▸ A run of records
+ + + +

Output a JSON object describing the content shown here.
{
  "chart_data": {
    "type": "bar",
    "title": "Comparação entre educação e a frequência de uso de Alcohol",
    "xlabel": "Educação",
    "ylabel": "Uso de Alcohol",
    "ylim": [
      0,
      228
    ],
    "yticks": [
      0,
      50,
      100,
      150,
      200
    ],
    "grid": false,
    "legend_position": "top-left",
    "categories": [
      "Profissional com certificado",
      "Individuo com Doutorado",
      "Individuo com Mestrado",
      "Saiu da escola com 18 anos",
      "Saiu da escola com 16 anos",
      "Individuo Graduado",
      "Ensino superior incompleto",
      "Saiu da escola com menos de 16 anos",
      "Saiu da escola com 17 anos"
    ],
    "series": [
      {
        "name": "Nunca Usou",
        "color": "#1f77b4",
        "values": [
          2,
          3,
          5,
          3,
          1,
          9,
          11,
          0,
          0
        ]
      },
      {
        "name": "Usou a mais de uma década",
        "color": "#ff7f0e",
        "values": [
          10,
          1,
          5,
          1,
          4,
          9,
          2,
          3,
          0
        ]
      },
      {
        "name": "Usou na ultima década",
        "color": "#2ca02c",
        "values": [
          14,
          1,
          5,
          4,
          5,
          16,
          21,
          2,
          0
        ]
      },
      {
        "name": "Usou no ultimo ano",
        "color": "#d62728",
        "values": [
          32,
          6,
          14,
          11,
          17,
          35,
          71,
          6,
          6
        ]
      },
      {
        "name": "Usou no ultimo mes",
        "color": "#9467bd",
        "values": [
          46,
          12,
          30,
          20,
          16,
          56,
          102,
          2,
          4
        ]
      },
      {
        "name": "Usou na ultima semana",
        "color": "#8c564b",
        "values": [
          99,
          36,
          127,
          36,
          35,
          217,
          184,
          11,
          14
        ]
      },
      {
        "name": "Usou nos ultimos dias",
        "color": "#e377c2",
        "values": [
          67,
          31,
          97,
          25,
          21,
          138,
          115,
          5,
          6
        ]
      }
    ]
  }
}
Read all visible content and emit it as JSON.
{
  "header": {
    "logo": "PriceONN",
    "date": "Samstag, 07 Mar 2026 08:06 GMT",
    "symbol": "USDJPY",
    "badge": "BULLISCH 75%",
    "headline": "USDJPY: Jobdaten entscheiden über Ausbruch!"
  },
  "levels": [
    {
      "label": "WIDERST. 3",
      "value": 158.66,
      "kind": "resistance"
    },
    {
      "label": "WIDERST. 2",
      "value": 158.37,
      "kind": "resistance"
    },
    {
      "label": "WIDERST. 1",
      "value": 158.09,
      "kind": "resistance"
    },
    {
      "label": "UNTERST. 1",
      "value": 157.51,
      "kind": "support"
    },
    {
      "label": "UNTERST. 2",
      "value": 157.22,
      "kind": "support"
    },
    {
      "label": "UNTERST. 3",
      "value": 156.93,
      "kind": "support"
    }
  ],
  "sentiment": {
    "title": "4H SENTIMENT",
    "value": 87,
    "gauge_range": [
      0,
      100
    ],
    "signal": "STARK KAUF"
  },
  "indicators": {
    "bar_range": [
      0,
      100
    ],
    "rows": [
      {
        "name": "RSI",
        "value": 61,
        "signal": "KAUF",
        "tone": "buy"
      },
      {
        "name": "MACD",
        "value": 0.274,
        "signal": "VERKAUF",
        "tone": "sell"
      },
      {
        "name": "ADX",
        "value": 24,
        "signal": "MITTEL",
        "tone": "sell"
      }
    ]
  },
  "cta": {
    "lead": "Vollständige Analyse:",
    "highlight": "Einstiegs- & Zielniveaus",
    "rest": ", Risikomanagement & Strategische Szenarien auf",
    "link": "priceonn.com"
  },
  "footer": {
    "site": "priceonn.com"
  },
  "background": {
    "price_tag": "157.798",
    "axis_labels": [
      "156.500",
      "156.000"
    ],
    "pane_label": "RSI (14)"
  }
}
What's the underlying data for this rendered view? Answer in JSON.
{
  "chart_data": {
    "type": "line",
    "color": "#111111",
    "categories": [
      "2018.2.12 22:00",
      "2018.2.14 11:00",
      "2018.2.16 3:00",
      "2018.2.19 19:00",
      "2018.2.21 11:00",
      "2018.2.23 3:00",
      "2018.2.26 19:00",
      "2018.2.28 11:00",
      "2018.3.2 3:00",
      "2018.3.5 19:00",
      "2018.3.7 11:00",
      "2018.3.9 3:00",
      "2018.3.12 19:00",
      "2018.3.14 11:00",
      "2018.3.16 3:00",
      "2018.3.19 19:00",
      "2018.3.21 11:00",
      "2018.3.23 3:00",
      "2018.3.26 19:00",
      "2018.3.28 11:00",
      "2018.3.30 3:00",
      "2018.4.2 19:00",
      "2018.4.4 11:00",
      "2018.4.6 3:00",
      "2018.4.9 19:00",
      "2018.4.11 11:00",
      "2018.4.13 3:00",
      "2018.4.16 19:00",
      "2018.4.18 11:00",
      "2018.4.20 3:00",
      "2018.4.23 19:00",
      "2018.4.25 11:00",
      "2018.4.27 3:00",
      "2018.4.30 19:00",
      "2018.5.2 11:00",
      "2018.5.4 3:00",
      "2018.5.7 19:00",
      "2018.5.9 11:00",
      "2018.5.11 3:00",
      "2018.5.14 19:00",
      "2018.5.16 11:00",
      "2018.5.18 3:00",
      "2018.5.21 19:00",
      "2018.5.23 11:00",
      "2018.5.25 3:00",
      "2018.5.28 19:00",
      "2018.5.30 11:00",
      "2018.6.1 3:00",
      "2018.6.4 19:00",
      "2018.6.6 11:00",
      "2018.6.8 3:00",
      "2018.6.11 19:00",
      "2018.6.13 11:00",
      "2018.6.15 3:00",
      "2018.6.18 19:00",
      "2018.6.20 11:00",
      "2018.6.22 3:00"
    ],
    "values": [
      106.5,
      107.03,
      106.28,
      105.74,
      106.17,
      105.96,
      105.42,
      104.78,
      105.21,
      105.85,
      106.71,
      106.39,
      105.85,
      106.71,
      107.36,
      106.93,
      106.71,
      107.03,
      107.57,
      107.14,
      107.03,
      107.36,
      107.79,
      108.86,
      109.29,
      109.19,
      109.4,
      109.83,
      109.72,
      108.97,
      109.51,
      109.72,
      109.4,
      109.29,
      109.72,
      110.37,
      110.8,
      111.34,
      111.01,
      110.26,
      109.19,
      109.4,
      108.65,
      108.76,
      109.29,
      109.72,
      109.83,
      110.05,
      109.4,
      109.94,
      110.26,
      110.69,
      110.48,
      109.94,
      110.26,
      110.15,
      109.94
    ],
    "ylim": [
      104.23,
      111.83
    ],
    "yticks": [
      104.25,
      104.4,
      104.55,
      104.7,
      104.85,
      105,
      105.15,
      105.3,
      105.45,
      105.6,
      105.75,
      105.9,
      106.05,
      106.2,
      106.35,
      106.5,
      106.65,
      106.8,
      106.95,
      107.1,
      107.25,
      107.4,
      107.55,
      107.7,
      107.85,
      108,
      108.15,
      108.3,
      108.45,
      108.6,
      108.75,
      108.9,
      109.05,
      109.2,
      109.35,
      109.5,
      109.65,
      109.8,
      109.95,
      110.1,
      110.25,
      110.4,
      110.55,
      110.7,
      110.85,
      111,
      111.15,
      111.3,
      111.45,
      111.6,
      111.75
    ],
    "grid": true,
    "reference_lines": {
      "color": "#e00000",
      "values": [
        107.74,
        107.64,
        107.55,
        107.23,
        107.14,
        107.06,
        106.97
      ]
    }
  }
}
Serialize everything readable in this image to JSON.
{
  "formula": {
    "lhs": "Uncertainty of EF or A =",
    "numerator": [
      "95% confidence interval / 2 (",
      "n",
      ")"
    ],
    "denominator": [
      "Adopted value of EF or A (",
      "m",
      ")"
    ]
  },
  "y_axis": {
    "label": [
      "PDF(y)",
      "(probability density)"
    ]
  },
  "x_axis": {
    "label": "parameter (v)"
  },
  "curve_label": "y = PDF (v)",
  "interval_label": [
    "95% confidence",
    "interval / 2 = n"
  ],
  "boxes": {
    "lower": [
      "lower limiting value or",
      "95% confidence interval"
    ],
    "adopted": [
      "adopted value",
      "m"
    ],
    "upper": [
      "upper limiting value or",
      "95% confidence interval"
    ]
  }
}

+ + + +

▸ Set problem
All lines that include "anos" are to be gathered and copied.

▸ Final result
      "Saiu da escola com 18 anos",
      "Saiu da escola com 16 anos",
      "Saiu da escola com menos de 16 anos",
      "Saiu da escola com 17 anos"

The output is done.